● Task goal: Return all lines with the word "статьей" in them.

(Extracted data entries)
- - -

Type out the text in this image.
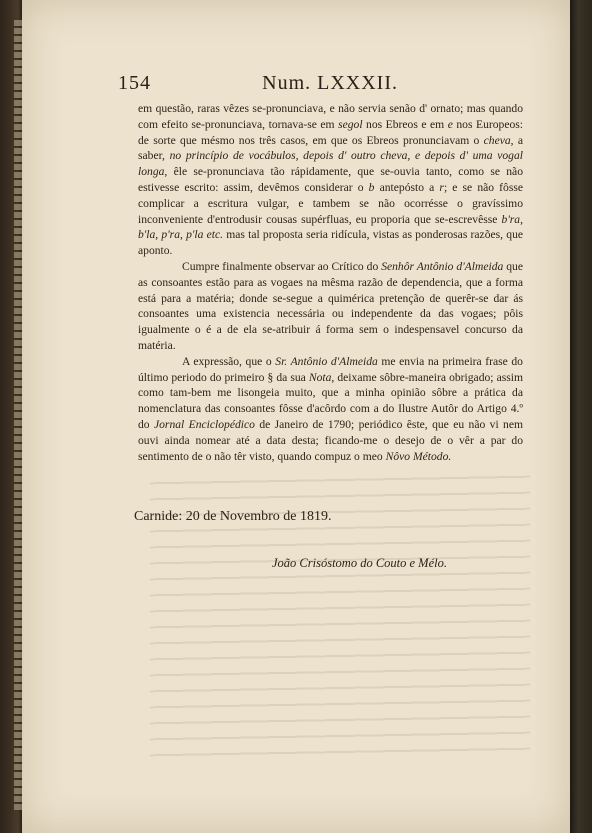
154	Num. LXXXII.

em questão, raras vêzes se-pronunciava, e não servia senão d' ornato; mas quando com efeito se-pronunciava, tornava-se em segol nos Ebreos e em e nos Europeos: de sorte que mésmo nos três casos, em que os Ebreos pronunciavam o cheva, a saber, no princípio de vocábulos, depois d' outro cheva, e depois d' uma vogal longa, êle se-pronunciava tão rápidamente, que se-ouvia tanto, como se não estivesse escrito: assim, devêmos considerar o b antepósto a r; e se não fôsse complicar a escritura vulgar, e tambem se não ocorrésse o gravíssimo inconveniente d'entrodusir cousas supérfluas, eu proporia que se-escrevêsse b'ra, b'la, p'ra, p'la etc. mas tal proposta seria ridícula, vistas as ponderosas razões, que aponto.

Cumpre finalmente observar ao Crítico do Senhôr Antônio d'Almeida que as consoantes estão para as vogaes na mêsma razão de dependencia, que a forma está para a matéria; donde se-segue a quimérica pretenção de querêr-se dar ás consoantes uma existencia necessária ou independente da das vogaes; pôis igualmente o é a de ela se-atribuir á forma sem o indespensavel concurso da matéria.

A expressão, que o Sr. Antônio d'Almeida me envia na primeira frase do último periodo do primeiro § da sua Nota, deixame sôbre-maneira obrigado; assim como tam-bem me lisongeia muito, que a minha opinião sôbre a prática da nomenclatura das consoantes fôsse d'acôrdo com a do Ilustre Autôr do Artigo 4.º do Jornal Enciclopédico de Janeiro de 1790; periódico êste, que eu não vi nem ouvi ainda nomear até a data desta; ficando-me o desejo de o vêr a par do sentimento de o não têr visto, quando compuz o meo Nôvo Método.

Carnide: 20 de Novembro de 1819.
João Crisóstomo do Couto e Mélo.
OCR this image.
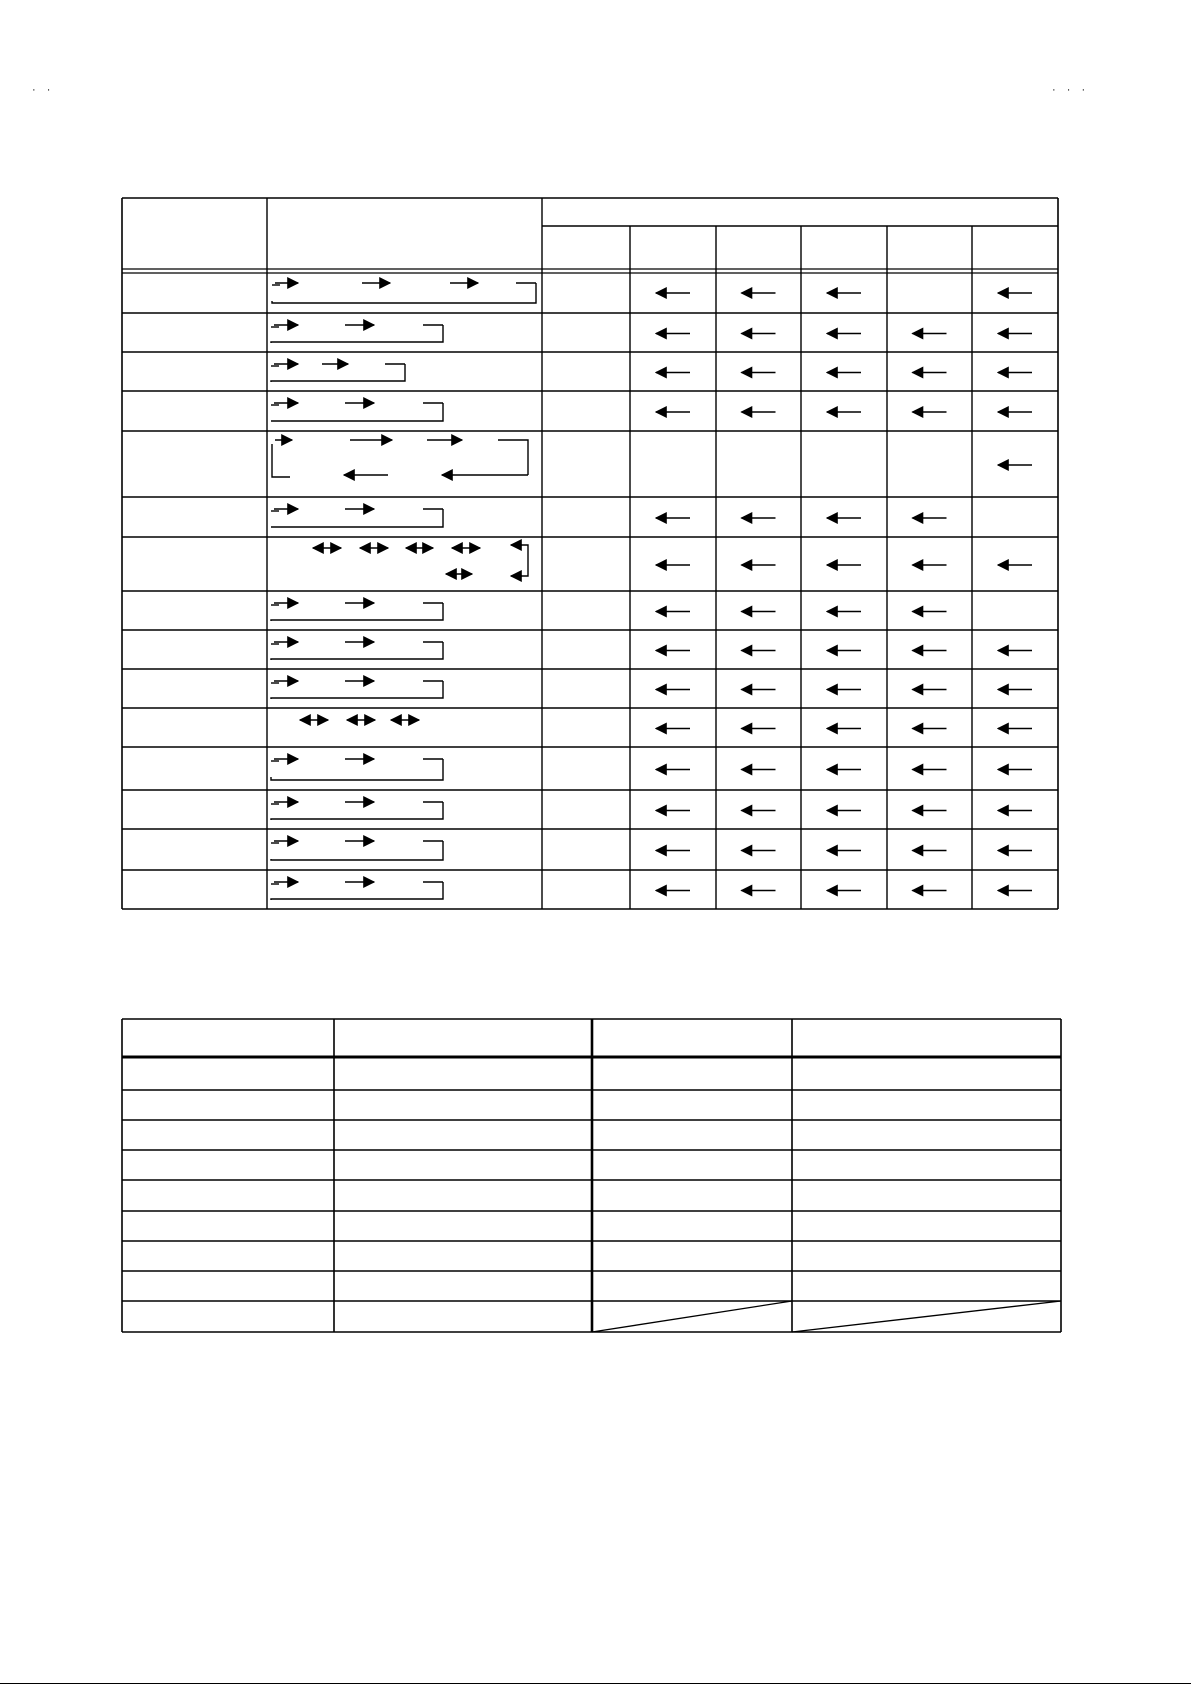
· ·	· · ·
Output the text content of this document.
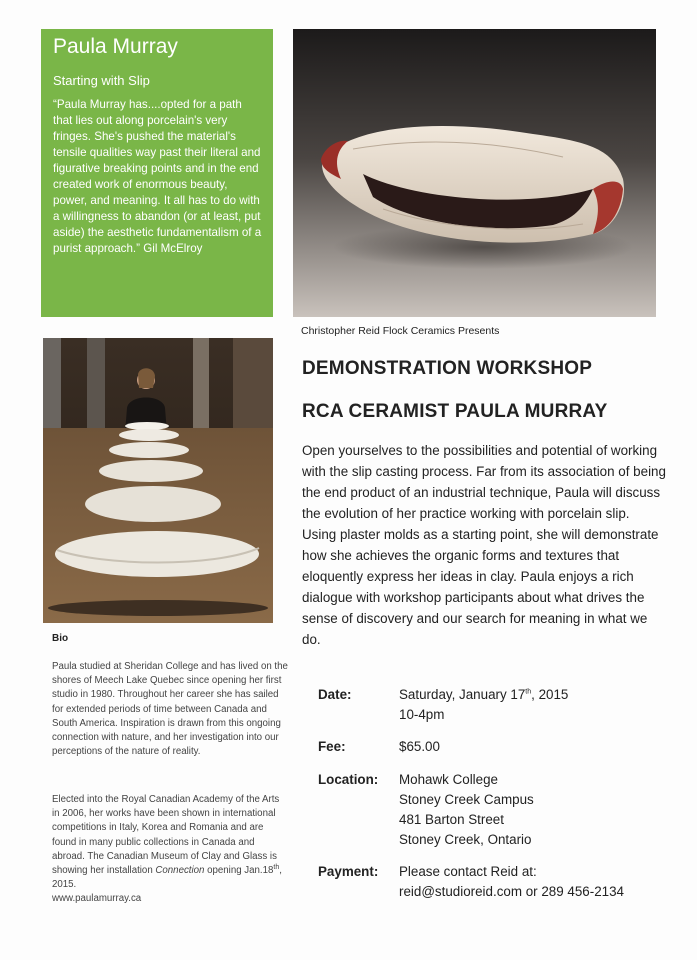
Paula Murray

Starting with Slip

“Paula Murray has....opted for a path that lies out along porcelain's very fringes. She's pushed the material's tensile qualities way past their literal and figurative breaking points and in the end created work of enormous beauty, power, and meaning. It all has to do with a willingness to abandon (or at least, put aside) the aesthetic fundamentalism of a purist approach.” Gil McElroy

Christopher Reid Flock Ceramics Presents

DEMONSTRATION WORKSHOP

RCA CERAMIST PAULA MURRAY

Open yourselves to the possibilities and potential of working with the slip casting process. Far from its association of being the end product of an industrial technique, Paula will discuss the evolution of her practice working with porcelain slip. Using plaster molds as a starting point, she will demonstrate how she achieves the organic forms and textures that eloquently express her ideas in clay. Paula enjoys a rich dialogue with workshop participants about what drives the sense of discovery and our search for meaning in what we do.

Date:	Saturday, January 17th, 2015
10-4pm
Fee:	$65.00
Location: Mohawk College
Stoney Creek Campus
481 Barton Street
Stoney Creek, Ontario
Payment: Please contact Reid at:
reid@studioreid.com or 289 456-2134

Bio

Paula studied at Sheridan College and has lived on the shores of Meech Lake Quebec since opening her first studio in 1980. Throughout her career she has sailed for extended periods of time between Canada and South America. Inspiration is drawn from this ongoing connection with nature, and her investigation into our perceptions of the nature of reality.

Elected into the Royal Canadian Academy of the Arts in 2006, her works have been shown in international competitions in Italy, Korea and Romania and are found in many public collections in Canada and abroad. The Canadian Museum of Clay and Glass is showing her installation Connection opening Jan.18th, 2015.
www.paulamurray.ca
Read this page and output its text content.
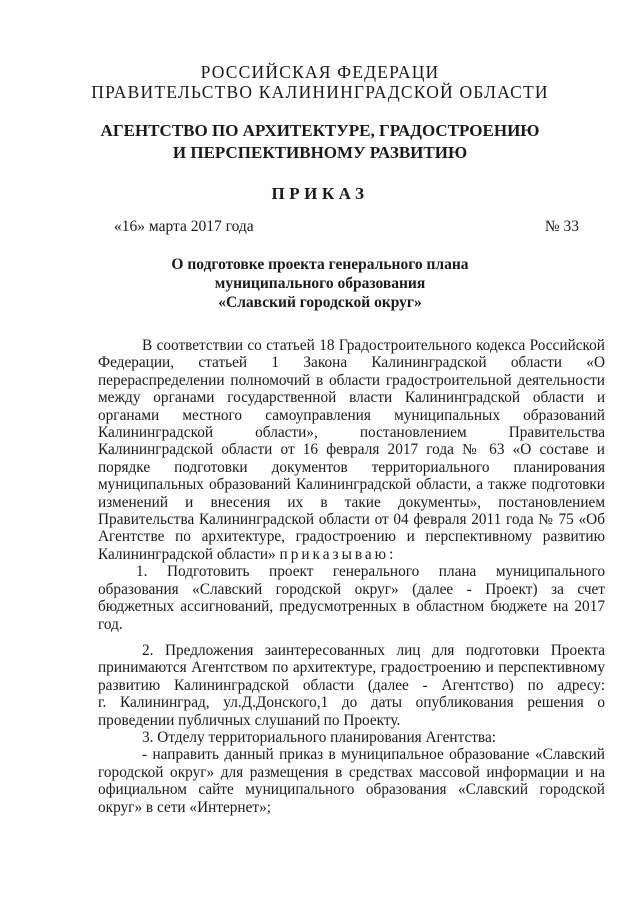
РОССИЙСКАЯ ФЕДЕРАЦИ
ПРАВИТЕЛЬСТВО КАЛИНИНГРАДСКОЙ ОБЛАСТИ
АГЕНТСТВО ПО АРХИТЕКТУРЕ, ГРАДОСТРОЕНИЮ
И ПЕРСПЕКТИВНОМУ РАЗВИТИЮ
ПРИКАЗ
«16» марта 2017 года	№ 33
О подготовке проекта генерального плана
муниципального образования
«Славский городской округ»

В соответствии со статьей 18 Градостроительного кодекса Российской

Федерации, статьей 1 Закона Калининградской области «О

перераспределении полномочий в области градостроительной деятельности

между органами государственной власти Калининградской области и

органами местного самоуправления муниципальных образований

Калининградской области», постановлением Правительства

Калининградской области от 16 февраля 2017 года № 63 «О составе и

порядке подготовки документов территориального планирования

муниципальных образований Калининградской области, а также подготовки

изменений и внесения их в такие документы», постановлением

Правительства Калининградской области от 04 февраля 2011 года № 75 «Об

Агентстве по архитектуре, градостроению и перспективному развитию

Калининградской области» приказываю:

1. Подготовить проект генерального плана муниципального

образования «Славский городской округ» (далее - Проект) за счет

бюджетных ассигнований, предусмотренных в областном бюджете на 2017

год.

2. Предложения заинтересованных лиц для подготовки Проекта

принимаются Агентством по архитектуре, градостроению и перспективному

развитию Калининградской области (далее - Агентство) по адресу:

г. Калининград, ул.Д.Донского,1 до даты опубликования решения о

проведении публичных слушаний по Проекту.

3. Отделу территориального планирования Агентства:

- направить данный приказ в муниципальное образование «Славский

городской округ» для размещения в средствах массовой информации и на

официальном сайте муниципального образования «Славский городской

округ» в сети «Интернет»;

- - -

● The completed task:
В соответствии со статьей 18 Градостроительного кодекса Российской
Федерации, статьей 1 Закона Калининградской области «О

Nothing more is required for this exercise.